GOAL
Provide an exact reproduction of every entry.

Collected data entries:
....................
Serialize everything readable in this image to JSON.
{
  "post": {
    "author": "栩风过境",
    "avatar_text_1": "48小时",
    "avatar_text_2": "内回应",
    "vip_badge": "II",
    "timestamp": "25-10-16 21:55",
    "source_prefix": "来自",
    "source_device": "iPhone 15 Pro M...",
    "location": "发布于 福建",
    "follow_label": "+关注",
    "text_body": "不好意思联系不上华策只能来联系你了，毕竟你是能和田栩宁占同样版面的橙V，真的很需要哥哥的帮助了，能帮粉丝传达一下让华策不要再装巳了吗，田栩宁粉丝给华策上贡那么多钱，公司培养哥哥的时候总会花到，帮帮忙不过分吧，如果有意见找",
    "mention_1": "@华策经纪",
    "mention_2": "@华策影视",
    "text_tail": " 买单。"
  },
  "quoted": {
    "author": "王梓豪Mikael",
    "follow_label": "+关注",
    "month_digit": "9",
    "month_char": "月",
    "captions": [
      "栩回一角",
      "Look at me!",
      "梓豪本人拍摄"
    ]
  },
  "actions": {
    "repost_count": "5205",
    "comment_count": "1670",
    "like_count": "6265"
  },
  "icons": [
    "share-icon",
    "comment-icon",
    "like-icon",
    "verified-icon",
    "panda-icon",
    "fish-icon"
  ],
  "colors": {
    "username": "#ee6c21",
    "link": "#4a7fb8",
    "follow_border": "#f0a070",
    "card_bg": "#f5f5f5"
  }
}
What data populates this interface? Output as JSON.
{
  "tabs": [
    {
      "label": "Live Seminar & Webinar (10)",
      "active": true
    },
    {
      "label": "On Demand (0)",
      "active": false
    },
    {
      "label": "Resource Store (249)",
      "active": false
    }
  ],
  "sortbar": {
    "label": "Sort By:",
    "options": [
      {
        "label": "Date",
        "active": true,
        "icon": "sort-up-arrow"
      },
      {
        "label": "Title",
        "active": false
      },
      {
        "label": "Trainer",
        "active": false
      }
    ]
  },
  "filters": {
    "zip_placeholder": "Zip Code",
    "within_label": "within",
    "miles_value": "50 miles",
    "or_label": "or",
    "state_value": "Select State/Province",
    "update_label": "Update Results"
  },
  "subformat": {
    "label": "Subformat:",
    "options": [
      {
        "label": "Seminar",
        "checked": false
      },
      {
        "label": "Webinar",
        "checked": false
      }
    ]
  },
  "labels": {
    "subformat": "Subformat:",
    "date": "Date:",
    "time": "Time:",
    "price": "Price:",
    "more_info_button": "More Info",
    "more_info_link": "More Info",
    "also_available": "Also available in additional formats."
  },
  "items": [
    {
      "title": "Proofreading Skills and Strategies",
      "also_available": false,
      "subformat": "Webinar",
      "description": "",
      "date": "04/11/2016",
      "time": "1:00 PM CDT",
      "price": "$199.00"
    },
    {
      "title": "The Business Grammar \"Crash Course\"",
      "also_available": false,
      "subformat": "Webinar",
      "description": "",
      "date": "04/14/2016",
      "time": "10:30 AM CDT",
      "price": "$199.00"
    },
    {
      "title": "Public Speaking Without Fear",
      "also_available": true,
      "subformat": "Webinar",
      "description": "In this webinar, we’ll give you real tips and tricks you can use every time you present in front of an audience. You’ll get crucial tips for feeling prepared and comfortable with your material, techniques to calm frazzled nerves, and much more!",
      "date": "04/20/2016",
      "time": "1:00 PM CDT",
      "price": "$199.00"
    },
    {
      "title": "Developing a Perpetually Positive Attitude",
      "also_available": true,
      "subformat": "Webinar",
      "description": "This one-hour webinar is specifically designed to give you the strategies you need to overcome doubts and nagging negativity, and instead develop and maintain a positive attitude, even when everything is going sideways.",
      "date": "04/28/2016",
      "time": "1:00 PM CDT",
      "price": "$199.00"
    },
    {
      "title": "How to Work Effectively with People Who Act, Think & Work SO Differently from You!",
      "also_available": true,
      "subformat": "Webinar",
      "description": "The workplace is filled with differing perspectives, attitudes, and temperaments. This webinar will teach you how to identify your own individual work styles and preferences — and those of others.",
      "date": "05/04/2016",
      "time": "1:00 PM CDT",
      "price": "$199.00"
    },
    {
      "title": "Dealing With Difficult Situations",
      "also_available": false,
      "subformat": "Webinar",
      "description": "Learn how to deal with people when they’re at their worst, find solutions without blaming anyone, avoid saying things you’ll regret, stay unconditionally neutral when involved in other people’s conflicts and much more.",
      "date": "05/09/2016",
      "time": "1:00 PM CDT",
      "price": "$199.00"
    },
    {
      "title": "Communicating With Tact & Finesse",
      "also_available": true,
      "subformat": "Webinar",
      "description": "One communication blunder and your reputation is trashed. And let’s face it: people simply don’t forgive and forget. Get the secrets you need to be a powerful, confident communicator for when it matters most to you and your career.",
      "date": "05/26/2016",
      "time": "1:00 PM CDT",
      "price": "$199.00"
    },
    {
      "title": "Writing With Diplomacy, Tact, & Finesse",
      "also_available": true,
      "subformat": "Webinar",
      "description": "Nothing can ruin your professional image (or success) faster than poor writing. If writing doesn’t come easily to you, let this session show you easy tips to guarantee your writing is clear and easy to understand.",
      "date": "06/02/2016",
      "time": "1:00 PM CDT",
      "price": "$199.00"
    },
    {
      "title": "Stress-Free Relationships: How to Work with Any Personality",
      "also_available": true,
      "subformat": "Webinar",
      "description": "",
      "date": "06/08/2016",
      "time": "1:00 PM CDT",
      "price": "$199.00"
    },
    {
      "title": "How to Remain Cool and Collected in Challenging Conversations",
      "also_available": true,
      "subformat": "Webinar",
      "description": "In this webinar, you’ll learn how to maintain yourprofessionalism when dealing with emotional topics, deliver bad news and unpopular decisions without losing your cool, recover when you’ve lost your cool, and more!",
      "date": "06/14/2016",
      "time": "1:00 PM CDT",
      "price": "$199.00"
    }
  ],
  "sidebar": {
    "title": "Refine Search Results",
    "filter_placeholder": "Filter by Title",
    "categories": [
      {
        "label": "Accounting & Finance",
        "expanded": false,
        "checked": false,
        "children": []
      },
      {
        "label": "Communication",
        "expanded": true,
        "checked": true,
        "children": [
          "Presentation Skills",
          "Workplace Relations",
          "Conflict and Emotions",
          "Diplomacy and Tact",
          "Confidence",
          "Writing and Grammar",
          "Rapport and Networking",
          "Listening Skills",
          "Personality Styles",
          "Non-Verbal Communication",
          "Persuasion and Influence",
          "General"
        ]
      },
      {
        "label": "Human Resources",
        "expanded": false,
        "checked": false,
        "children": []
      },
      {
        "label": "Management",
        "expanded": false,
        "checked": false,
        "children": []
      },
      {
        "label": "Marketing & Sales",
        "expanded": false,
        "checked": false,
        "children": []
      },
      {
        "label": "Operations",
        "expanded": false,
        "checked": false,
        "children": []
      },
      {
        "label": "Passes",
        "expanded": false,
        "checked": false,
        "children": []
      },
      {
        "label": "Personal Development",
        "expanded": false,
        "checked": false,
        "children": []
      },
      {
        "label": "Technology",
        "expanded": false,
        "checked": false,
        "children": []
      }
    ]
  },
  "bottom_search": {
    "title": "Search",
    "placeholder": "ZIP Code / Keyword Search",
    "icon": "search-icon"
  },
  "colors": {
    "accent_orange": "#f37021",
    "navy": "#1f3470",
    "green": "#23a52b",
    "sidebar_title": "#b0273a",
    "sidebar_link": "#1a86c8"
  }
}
....................
TASK SOLUTION
Serialize everything readable in this image to JSON.
{
  "post": {
    "author": "栩风过境",
    "avatar_text_1": "48小时",
    "avatar_text_2": "内回应",
    "vip_badge": "II",
    "timestamp": "25-10-16 21:55",
    "source_prefix": "来自",
    "source_device": "iPhone 15 Pro M...",
    "location": "发布于 福建",
    "follow_label": "+关注",
    "text_body": "不好意思联系不上华策只能来联系你了，毕竟你是能和田栩宁占同样版面的橙V，真的很需要哥哥的帮助了，能帮粉丝传达一下让华策不要再装巳了吗，田栩宁粉丝给华策上贡那么多钱，公司培养哥哥的时候总会花到，帮帮忙不过分吧，如果有意见找",
    "mention_1": "@华策经纪",
    "mention_2": "@华策影视",
    "text_tail": " 买单。"
  },
  "quoted": {
    "author": "王梓豪Mikael",
    "follow_label": "+关注",
    "month_digit": "9",
    "month_char": "月",
    "captions": [
      "栩回一角",
      "Look at me!",
      "梓豪本人拍摄"
    ]
  },
  "actions": {
    "repost_count": "5205",
    "comment_count": "1670",
    "like_count": "6265"
  },
  "icons": [
    "share-icon",
    "comment-icon",
    "like-icon",
    "verified-icon",
    "panda-icon",
    "fish-icon"
  ],
  "colors": {
    "username": "#ee6c21",
    "link": "#4a7fb8",
    "follow_border": "#f0a070",
    "card_bg": "#f5f5f5"
  }
}
What data populates this interface? Output as JSON.
{
  "tabs": [
    {
      "label": "Live Seminar & Webinar (10)",
      "active": true
    },
    {
      "label": "On Demand (0)",
      "active": false
    },
    {
      "label": "Resource Store (249)",
      "active": false
    }
  ],
  "sortbar": {
    "label": "Sort By:",
    "options": [
      {
        "label": "Date",
        "active": true,
        "icon": "sort-up-arrow"
      },
      {
        "label": "Title",
        "active": false
      },
      {
        "label": "Trainer",
        "active": false
      }
    ]
  },
  "filters": {
    "zip_placeholder": "Zip Code",
    "within_label": "within",
    "miles_value": "50 miles",
    "or_label": "or",
    "state_value": "Select State/Province",
    "update_label": "Update Results"
  },
  "subformat": {
    "label": "Subformat:",
    "options": [
      {
        "label": "Seminar",
        "checked": false
      },
      {
        "label": "Webinar",
        "checked": false
      }
    ]
  },
  "labels": {
    "subformat": "Subformat:",
    "date": "Date:",
    "time": "Time:",
    "price": "Price:",
    "more_info_button": "More Info",
    "more_info_link": "More Info",
    "also_available": "Also available in additional formats."
  },
  "items": [
    {
      "title": "Proofreading Skills and Strategies",
      "also_available": false,
      "subformat": "Webinar",
      "description": "",
      "date": "04/11/2016",
      "time": "1:00 PM CDT",
      "price": "$199.00"
    },
    {
      "title": "The Business Grammar \"Crash Course\"",
      "also_available": false,
      "subformat": "Webinar",
      "description": "",
      "date": "04/14/2016",
      "time": "10:30 AM CDT",
      "price": "$199.00"
    },
    {
      "title": "Public Speaking Without Fear",
      "also_available": true,
      "subformat": "Webinar",
      "description": "In this webinar, we’ll give you real tips and tricks you can use every time you present in front of an audience. You’ll get crucial tips for feeling prepared and comfortable with your material, techniques to calm frazzled nerves, and much more!",
      "date": "04/20/2016",
      "time": "1:00 PM CDT",
      "price": "$199.00"
    },
    {
      "title": "Developing a Perpetually Positive Attitude",
      "also_available": true,
      "subformat": "Webinar",
      "description": "This one-hour webinar is specifically designed to give you the strategies you need to overcome doubts and nagging negativity, and instead develop and maintain a positive attitude, even when everything is going sideways.",
      "date": "04/28/2016",
      "time": "1:00 PM CDT",
      "price": "$199.00"
    },
    {
      "title": "How to Work Effectively with People Who Act, Think & Work SO Differently from You!",
      "also_available": true,
      "subformat": "Webinar",
      "description": "The workplace is filled with differing perspectives, attitudes, and temperaments. This webinar will teach you how to identify your own individual work styles and preferences — and those of others.",
      "date": "05/04/2016",
      "time": "1:00 PM CDT",
      "price": "$199.00"
    },
    {
      "title": "Dealing With Difficult Situations",
      "also_available": false,
      "subformat": "Webinar",
      "description": "Learn how to deal with people when they’re at their worst, find solutions without blaming anyone, avoid saying things you’ll regret, stay unconditionally neutral when involved in other people’s conflicts and much more.",
      "date": "05/09/2016",
      "time": "1:00 PM CDT",
      "price": "$199.00"
    },
    {
      "title": "Communicating With Tact & Finesse",
      "also_available": true,
      "subformat": "Webinar",
      "description": "One communication blunder and your reputation is trashed. And let’s face it: people simply don’t forgive and forget. Get the secrets you need to be a powerful, confident communicator for when it matters most to you and your career.",
      "date": "05/26/2016",
      "time": "1:00 PM CDT",
      "price": "$199.00"
    },
    {
      "title": "Writing With Diplomacy, Tact, & Finesse",
      "also_available": true,
      "subformat": "Webinar",
      "description": "Nothing can ruin your professional image (or success) faster than poor writing. If writing doesn’t come easily to you, let this session show you easy tips to guarantee your writing is clear and easy to understand.",
      "date": "06/02/2016",
      "time": "1:00 PM CDT",
      "price": "$199.00"
    },
    {
      "title": "Stress-Free Relationships: How to Work with Any Personality",
      "also_available": true,
      "subformat": "Webinar",
      "description": "",
      "date": "06/08/2016",
      "time": "1:00 PM CDT",
      "price": "$199.00"
    },
    {
      "title": "How to Remain Cool and Collected in Challenging Conversations",
      "also_available": true,
      "subformat": "Webinar",
      "description": "In this webinar, you’ll learn how to maintain yourprofessionalism when dealing with emotional topics, deliver bad news and unpopular decisions without losing your cool, recover when you’ve lost your cool, and more!",
      "date": "06/14/2016",
      "time": "1:00 PM CDT",
      "price": "$199.00"
    }
  ],
  "sidebar": {
    "title": "Refine Search Results",
    "filter_placeholder": "Filter by Title",
    "categories": [
      {
        "label": "Accounting & Finance",
        "expanded": false,
        "checked": false,
        "children": []
      },
      {
        "label": "Communication",
        "expanded": true,
        "checked": true,
        "children": [
          "Presentation Skills",
          "Workplace Relations",
          "Conflict and Emotions",
          "Diplomacy and Tact",
          "Confidence",
          "Writing and Grammar",
          "Rapport and Networking",
          "Listening Skills",
          "Personality Styles",
          "Non-Verbal Communication",
          "Persuasion and Influence",
          "General"
        ]
      },
      {
        "label": "Human Resources",
        "expanded": false,
        "checked": false,
        "children": []
      },
      {
        "label": "Management",
        "expanded": false,
        "checked": false,
        "children": []
      },
      {
        "label": "Marketing & Sales",
        "expanded": false,
        "checked": false,
        "children": []
      },
      {
        "label": "Operations",
        "expanded": false,
        "checked": false,
        "children": []
      },
      {
        "label": "Passes",
        "expanded": false,
        "checked": false,
        "children": []
      },
      {
        "label": "Personal Development",
        "expanded": false,
        "checked": false,
        "children": []
      },
      {
        "label": "Technology",
        "expanded": false,
        "checked": false,
        "children": []
      }
    ]
  },
  "bottom_search": {
    "title": "Search",
    "placeholder": "ZIP Code / Keyword Search",
    "icon": "search-icon"
  },
  "colors": {
    "accent_orange": "#f37021",
    "navy": "#1f3470",
    "green": "#23a52b",
    "sidebar_title": "#b0273a",
    "sidebar_link": "#1a86c8"
  }
}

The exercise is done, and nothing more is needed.